-- Supplied text --
The simulation boxes are prepared by putting 72, 144, or 288 neutral salt units, KCH3COO–corresponding to the low, intermediate, and high salt concentrations–in a cubic box with edge length L ≈ 6 nm and solvating the systems by adding ∼8000 TIP3P water molecules using the editconf and solvate tools from Gromacs 2018 (51,52). The LJ interactions are cutoff at 1.2 nm. Electrostatic interactions are calculated using direct summation up to 1.2 nm. Beyond this cutoff distance, the electrostatic interactions are calculated with the particle mesh Ewald scheme with a grid spacing of 0.12 nm and sixth order interpolation (53). LJ interactions are smoothly shifted to 0 between 1.0 and 1.2 nm using the switch function available in GROMACS. Long-range dispersion corrections are applied to both the energy and pressure. A leap-frog stochastic (SD) integrator (54) is used to integrate the equations of motion in all simulations, with the temperature fixed at 298 K. All bonds with H-atoms are restrained using the LINCS algorithm (55) in all simulation steps (except the minimization step with l-bfgs method), which enables integration using a 2-fs time step. The systems are equilibrated following a protocol commonly used in biological studies: 1) two initial minimization steps with the steepest-descent and l-bfgs algorithms. The latter is a quasi-Newtonian algorithm for energy minimization which converges faster than the conjugate gradient algorithm. 2) A 500-ps heating equilibration simulation in the canonical ensemble (NVT) using Langevin thermostat with a coupling constant of 1.0 ps to 298 K. 3) Another 10-ns simulation is performed in the isothermal-isobaric ensemble (NpT) to equilibrate the system density at the pressure of 1 bar, using the Berendsen barostate (56) with a relaxation time of 1.0 ps. We select three distinct configurations from the NpT equilibration simulation, with a box volume similar to the average box volume obtained during that simulation. Each of these configurations is then used as the initial state of a production simulation in the NVT ensemble and lasting 50 ns, making up 150 ns for each concentration. This large simulation time is necessary to calculate activity derivatives with high precision. The trajectories of production simulations are saved every 2 ps for analysis.

-- Activity 1 --
In the simulation setup text, what time step does the LINCS constraint on bonds with H-atoms make possible?
-- Activity 2 --
Carry the simulation setup text on past its final sentence.

-- Extracted entries --
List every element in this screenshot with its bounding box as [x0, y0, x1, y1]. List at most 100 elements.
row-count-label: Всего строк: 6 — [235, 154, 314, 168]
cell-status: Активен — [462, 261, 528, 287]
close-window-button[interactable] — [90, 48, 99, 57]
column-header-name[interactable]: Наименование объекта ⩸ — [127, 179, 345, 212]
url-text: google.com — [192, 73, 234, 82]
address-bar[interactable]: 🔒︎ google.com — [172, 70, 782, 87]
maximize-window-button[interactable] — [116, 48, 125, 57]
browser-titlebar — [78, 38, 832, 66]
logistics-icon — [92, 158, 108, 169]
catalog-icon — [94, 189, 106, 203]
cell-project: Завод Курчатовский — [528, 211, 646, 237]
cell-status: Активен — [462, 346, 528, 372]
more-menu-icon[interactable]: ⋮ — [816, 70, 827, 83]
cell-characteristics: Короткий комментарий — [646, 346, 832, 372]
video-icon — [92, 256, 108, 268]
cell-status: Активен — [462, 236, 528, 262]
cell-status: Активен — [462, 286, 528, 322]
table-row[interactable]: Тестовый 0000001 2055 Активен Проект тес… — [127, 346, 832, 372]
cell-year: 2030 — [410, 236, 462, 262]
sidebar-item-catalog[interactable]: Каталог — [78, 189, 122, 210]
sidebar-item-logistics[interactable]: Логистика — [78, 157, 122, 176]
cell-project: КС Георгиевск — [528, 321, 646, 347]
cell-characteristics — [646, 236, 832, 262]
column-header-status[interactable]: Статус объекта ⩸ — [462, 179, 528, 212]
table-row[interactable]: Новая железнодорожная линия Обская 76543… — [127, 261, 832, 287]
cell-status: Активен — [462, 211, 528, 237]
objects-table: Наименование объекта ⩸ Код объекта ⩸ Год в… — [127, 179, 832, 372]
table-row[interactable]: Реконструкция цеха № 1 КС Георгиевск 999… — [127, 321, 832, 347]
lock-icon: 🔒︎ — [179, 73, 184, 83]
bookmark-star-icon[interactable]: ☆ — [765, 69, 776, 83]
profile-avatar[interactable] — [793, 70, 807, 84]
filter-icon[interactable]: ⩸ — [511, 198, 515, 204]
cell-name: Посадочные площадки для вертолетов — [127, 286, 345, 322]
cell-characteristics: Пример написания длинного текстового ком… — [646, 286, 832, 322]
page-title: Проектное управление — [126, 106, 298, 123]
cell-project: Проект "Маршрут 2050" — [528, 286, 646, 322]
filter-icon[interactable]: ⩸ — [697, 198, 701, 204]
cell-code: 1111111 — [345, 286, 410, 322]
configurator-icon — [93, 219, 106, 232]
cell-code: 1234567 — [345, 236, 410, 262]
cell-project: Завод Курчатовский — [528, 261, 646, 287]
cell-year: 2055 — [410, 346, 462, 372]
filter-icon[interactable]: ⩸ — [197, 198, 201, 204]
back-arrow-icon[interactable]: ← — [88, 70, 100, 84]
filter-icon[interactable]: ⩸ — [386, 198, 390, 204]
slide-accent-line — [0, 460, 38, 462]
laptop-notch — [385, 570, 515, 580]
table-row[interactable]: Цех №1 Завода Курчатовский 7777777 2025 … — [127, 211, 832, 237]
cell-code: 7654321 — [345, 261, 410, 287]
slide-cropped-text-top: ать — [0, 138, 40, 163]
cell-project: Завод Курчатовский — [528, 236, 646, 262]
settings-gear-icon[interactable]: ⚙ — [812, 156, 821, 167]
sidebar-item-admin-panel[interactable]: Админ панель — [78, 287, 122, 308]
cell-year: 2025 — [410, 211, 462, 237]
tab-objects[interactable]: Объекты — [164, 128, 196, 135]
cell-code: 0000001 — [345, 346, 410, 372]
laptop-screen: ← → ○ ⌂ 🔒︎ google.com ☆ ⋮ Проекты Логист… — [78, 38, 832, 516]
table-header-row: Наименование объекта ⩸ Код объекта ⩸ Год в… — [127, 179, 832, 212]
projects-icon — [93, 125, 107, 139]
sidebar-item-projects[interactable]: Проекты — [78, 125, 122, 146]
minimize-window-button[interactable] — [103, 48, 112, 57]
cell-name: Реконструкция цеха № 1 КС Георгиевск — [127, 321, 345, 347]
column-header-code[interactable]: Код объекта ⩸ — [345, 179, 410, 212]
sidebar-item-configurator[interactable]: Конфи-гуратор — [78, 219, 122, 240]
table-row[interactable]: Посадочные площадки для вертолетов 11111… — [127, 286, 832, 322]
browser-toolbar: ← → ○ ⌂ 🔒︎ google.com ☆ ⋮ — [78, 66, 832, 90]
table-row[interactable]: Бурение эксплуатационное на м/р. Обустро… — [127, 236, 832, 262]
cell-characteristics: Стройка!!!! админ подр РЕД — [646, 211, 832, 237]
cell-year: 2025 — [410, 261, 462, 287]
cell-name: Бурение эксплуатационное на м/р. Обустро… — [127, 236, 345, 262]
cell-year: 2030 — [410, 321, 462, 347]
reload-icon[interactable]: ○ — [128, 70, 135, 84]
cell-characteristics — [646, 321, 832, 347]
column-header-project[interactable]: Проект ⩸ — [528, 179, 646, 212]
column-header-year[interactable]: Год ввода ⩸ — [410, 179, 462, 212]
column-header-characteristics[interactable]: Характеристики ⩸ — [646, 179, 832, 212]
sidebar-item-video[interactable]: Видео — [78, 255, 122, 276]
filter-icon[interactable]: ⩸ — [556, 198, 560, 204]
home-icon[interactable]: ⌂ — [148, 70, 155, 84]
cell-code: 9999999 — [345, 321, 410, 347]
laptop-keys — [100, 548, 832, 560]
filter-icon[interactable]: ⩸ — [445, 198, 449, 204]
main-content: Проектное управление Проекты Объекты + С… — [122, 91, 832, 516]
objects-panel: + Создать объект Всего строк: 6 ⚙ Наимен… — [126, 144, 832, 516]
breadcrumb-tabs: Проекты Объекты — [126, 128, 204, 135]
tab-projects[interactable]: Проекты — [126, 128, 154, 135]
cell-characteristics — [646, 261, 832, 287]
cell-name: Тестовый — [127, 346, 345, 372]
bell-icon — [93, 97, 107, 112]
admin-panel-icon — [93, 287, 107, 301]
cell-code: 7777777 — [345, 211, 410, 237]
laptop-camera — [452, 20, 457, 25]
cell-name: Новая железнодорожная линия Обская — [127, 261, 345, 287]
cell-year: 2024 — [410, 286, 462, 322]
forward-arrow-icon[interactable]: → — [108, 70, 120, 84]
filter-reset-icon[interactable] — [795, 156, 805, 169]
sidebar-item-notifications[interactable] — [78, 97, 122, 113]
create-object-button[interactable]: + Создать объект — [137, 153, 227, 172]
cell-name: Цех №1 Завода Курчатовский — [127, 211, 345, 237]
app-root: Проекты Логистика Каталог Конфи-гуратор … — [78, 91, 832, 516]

-- Task result 1 --
A 2-fs time step.

-- Task result 2 --
Restrained ferredoxin in cKCl = 1 mol/dm3

Simulations are performed with Gromacs 2018; unless otherwise noted, all simulation details are identical to those used to simulate potassium acetate solutions. Each simulation–minimization, equilibration, and production run–is performed for a given test value of Rmin,K+O. The simulation box is prepared by solvating the protein with a cubic box of TIP3P water, with the distance between the protein surface and the box face being at least 15 Å. During all simulation steps, the backbone atoms are restrained to their position in the crystal structure at all times, using a harmonic potential with a force constant of 1000 kJ⋅mol−1⋅nm−2. Applying this restraint is necessary to compare the distance of the K+ ions to carboxylate groups between the simulated system and the crystal structure for each value of Rmin,K+O tested. A single NpT production simulation with duration 200 ns is performed for each Rmin,K+O.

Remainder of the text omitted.